Dataset records on visual material:
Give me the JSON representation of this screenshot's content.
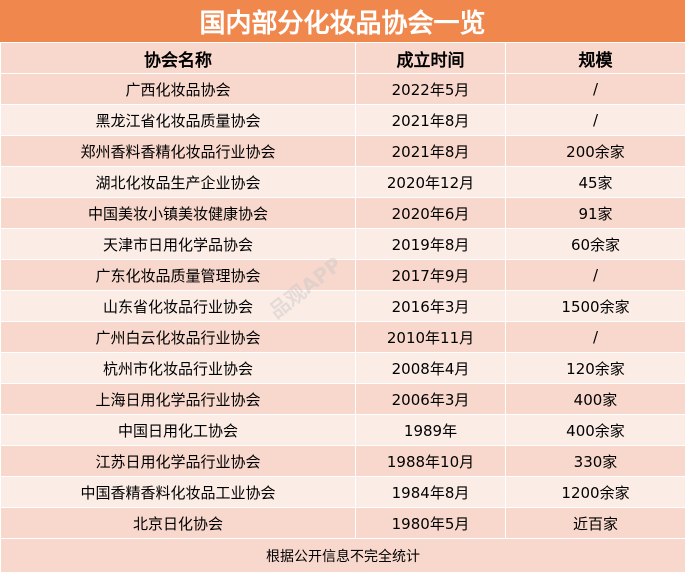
{
  "title": "国内部分化妆品协会一览",
  "headers": [
    "协会名称",
    "成立时间",
    "规模"
  ],
  "rows": [
    [
      "广西化妆品协会",
      "2022年5月",
      "/"
    ],
    [
      "黑龙江省化妆品质量协会",
      "2021年8月",
      "/"
    ],
    [
      "郑州香料香精化妆品行业协会",
      "2021年8月",
      "200余家"
    ],
    [
      "湖北化妆品生产企业协会",
      "2020年12月",
      "45家"
    ],
    [
      "中国美妆小镇美妆健康协会",
      "2020年6月",
      "91家"
    ],
    [
      "天津市日用化学品协会",
      "2019年8月",
      "60余家"
    ],
    [
      "广东化妆品质量管理协会",
      "2017年9月",
      "/"
    ],
    [
      "山东省化妆品行业协会",
      "2016年3月",
      "1500余家"
    ],
    [
      "广州白云化妆品行业协会",
      "2010年11月",
      "/"
    ],
    [
      "杭州市化妆品行业协会",
      "2008年4月",
      "120余家"
    ],
    [
      "上海日用化学品行业协会",
      "2006年3月",
      "400家"
    ],
    [
      "中国日用化工协会",
      "1989年",
      "400余家"
    ],
    [
      "江苏日用化学品行业协会",
      "1988年10月",
      "330家"
    ],
    [
      "中国香精香料化妆品工业协会",
      "1984年8月",
      "1200余家"
    ],
    [
      "北京日化协会",
      "1980年5月",
      "近百家"
    ]
  ],
  "footer": "根据公开信息不完全统计",
  "watermark": "品观APP",
  "colors": {
    "title_bg": "#f0884e",
    "row_dark": "#f8d8cc",
    "row_light": "#fcece6"
  }
}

● **To be done**:
Return every line of the records exactly as given, pictures excluded.

● **Response below**:
Give me the JSON representation of this screenshot's content.
{
  "title": "国内部分化妆品协会一览",
  "headers": [
    "协会名称",
    "成立时间",
    "规模"
  ],
  "rows": [
    [
      "广西化妆品协会",
      "2022年5月",
      "/"
    ],
    [
      "黑龙江省化妆品质量协会",
      "2021年8月",
      "/"
    ],
    [
      "郑州香料香精化妆品行业协会",
      "2021年8月",
      "200余家"
    ],
    [
      "湖北化妆品生产企业协会",
      "2020年12月",
      "45家"
    ],
    [
      "中国美妆小镇美妆健康协会",
      "2020年6月",
      "91家"
    ],
    [
      "天津市日用化学品协会",
      "2019年8月",
      "60余家"
    ],
    [
      "广东化妆品质量管理协会",
      "2017年9月",
      "/"
    ],
    [
      "山东省化妆品行业协会",
      "2016年3月",
      "1500余家"
    ],
    [
      "广州白云化妆品行业协会",
      "2010年11月",
      "/"
    ],
    [
      "杭州市化妆品行业协会",
      "2008年4月",
      "120余家"
    ],
    [
      "上海日用化学品行业协会",
      "2006年3月",
      "400家"
    ],
    [
      "中国日用化工协会",
      "1989年",
      "400余家"
    ],
    [
      "江苏日用化学品行业协会",
      "1988年10月",
      "330家"
    ],
    [
      "中国香精香料化妆品工业协会",
      "1984年8月",
      "1200余家"
    ],
    [
      "北京日化协会",
      "1980年5月",
      "近百家"
    ]
  ],
  "footer": "根据公开信息不完全统计",
  "watermark": "品观APP",
  "colors": {
    "title_bg": "#f0884e",
    "row_dark": "#f8d8cc",
    "row_light": "#fcece6"
  }
}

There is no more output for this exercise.